# [PROBLEM REQUIREMENTS]
Find each row below that contains the string "applied" and copy those rows in full.

Layout annotation records
+ + + + +
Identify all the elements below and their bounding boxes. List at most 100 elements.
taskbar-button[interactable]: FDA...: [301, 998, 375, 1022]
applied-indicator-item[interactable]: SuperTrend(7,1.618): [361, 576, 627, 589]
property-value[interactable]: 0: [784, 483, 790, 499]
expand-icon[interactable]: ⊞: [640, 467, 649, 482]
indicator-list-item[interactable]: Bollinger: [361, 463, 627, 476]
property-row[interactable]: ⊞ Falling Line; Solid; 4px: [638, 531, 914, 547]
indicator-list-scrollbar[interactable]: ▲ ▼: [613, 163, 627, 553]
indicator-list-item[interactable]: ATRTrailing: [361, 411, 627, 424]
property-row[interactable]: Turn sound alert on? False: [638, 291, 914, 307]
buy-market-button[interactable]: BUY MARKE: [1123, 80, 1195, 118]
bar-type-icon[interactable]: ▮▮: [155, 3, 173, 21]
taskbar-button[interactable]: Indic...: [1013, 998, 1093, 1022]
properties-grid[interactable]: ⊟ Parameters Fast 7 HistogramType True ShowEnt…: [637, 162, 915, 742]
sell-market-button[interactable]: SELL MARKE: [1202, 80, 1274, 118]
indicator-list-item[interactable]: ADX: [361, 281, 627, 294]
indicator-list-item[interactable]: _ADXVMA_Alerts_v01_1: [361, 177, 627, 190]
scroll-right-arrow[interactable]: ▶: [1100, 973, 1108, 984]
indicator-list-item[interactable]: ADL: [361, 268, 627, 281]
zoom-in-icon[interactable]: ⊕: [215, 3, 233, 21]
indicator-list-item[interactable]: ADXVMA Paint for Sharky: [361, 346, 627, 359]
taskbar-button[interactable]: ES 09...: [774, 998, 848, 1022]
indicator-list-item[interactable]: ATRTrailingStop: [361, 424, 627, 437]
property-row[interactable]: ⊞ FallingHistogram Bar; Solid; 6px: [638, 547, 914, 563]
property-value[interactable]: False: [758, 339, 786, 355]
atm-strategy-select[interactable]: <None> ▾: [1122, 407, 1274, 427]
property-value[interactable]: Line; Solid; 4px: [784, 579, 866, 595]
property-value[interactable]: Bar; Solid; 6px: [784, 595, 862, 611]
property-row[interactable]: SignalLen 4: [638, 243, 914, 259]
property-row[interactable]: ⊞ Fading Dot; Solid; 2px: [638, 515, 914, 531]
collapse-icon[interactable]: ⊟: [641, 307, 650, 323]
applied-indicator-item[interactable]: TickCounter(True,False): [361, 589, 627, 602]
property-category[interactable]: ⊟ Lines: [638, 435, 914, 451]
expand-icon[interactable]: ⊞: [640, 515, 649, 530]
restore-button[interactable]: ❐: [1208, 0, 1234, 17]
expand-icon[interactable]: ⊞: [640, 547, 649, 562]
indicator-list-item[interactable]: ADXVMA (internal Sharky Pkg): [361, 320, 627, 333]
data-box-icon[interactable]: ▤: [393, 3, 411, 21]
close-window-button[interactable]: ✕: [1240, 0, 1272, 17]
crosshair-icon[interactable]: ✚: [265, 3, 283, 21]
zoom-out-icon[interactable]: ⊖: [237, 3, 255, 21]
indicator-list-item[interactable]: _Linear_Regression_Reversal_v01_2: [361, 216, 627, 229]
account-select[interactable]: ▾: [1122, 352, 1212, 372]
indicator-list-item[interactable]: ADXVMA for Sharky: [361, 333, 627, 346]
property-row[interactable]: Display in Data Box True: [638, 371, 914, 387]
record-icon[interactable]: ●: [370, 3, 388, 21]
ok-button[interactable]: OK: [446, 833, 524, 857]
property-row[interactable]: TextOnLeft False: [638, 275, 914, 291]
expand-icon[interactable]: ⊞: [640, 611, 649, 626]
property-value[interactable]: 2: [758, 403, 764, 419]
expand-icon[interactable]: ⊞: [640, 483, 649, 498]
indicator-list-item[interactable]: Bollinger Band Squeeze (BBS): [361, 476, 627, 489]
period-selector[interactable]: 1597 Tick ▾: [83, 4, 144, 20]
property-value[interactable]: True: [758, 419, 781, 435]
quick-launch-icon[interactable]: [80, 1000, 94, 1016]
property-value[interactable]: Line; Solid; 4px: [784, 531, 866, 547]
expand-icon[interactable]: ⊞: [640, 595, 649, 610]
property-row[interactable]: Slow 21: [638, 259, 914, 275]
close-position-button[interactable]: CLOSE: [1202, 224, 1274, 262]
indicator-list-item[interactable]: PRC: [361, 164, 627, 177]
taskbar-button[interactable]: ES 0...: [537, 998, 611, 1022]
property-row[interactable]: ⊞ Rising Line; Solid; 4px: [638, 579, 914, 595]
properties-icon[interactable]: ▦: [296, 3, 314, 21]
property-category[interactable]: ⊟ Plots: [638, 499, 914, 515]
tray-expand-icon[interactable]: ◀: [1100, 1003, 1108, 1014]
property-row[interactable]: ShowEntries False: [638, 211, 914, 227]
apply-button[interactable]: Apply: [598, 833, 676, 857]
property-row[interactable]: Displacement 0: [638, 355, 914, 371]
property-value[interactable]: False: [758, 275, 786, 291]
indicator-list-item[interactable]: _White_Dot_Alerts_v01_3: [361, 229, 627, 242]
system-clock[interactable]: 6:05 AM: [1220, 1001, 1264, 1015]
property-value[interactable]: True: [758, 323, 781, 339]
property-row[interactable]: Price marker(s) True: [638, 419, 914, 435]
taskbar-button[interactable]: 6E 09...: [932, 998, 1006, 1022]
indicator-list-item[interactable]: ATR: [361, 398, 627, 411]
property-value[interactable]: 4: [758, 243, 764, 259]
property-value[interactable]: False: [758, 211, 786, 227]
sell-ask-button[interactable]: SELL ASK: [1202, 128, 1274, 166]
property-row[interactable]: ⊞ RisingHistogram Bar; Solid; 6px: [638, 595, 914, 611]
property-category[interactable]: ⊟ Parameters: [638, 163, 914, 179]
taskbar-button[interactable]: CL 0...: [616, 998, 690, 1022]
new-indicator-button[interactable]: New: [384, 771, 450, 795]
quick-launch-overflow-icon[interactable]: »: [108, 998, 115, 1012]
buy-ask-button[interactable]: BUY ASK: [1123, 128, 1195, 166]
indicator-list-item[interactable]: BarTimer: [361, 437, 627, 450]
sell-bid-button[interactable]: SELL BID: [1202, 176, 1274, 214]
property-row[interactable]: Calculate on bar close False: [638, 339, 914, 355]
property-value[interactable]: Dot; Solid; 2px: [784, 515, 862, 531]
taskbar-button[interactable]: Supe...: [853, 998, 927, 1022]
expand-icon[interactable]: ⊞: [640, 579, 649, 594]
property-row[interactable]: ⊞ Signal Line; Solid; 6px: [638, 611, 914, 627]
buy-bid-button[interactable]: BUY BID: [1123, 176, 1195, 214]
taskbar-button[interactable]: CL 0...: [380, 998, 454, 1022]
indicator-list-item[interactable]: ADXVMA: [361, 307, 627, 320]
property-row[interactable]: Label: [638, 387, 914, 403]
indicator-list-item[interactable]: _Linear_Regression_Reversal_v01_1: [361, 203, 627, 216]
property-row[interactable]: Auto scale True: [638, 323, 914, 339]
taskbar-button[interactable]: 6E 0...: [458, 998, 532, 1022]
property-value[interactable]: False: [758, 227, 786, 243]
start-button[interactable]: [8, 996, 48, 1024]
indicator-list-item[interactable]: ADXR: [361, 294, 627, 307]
+ + + + +
# [THE OUTPUT]
applied-indicator-item[interactable]: SuperTrend(7,1.618): [361, 576, 627, 589]
applied-indicator-item[interactable]: TickCounter(True,False): [361, 589, 627, 602]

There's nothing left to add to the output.